- _Data entries_
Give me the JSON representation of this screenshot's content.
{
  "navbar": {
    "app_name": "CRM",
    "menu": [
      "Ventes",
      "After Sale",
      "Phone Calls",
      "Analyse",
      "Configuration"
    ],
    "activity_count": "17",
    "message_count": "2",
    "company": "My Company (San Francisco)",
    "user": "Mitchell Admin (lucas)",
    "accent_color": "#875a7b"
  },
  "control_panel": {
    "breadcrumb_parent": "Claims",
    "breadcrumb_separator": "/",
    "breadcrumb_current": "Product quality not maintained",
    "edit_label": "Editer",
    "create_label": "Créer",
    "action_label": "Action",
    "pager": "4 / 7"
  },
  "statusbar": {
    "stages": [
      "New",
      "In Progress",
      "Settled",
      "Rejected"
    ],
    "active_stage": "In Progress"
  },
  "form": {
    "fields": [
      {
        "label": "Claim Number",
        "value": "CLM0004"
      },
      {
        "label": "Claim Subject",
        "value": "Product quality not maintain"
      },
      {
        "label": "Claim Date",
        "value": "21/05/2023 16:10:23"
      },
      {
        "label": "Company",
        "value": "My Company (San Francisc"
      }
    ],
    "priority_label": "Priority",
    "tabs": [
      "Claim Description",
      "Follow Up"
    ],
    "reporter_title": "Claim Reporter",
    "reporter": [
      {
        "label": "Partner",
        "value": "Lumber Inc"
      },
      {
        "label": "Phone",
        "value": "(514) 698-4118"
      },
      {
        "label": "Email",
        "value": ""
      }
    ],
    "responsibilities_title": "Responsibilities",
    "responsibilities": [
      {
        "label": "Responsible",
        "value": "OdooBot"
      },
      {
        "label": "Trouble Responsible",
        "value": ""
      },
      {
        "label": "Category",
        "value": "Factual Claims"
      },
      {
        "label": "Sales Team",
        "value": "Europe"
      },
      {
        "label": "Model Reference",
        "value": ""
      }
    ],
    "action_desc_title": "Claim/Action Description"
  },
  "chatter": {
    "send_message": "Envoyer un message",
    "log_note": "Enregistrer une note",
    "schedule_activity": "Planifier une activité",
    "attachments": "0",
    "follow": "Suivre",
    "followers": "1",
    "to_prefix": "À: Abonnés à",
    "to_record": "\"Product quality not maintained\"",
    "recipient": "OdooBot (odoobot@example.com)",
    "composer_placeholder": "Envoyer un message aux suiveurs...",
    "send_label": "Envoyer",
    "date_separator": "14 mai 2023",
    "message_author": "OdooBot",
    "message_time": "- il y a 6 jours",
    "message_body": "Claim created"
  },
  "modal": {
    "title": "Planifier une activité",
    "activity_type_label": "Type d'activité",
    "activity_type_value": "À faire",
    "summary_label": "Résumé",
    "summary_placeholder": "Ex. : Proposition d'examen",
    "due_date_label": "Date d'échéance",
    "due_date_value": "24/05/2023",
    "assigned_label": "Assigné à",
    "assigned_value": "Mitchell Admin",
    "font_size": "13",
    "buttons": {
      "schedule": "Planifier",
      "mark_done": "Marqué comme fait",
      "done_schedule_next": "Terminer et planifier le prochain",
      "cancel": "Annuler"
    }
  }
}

- _TASK_
Return all lines with the word "Claims" in them.

- _RESPONSE TO THE TASK_
    "breadcrumb_parent": "Claims",
        "value": "Factual Claims"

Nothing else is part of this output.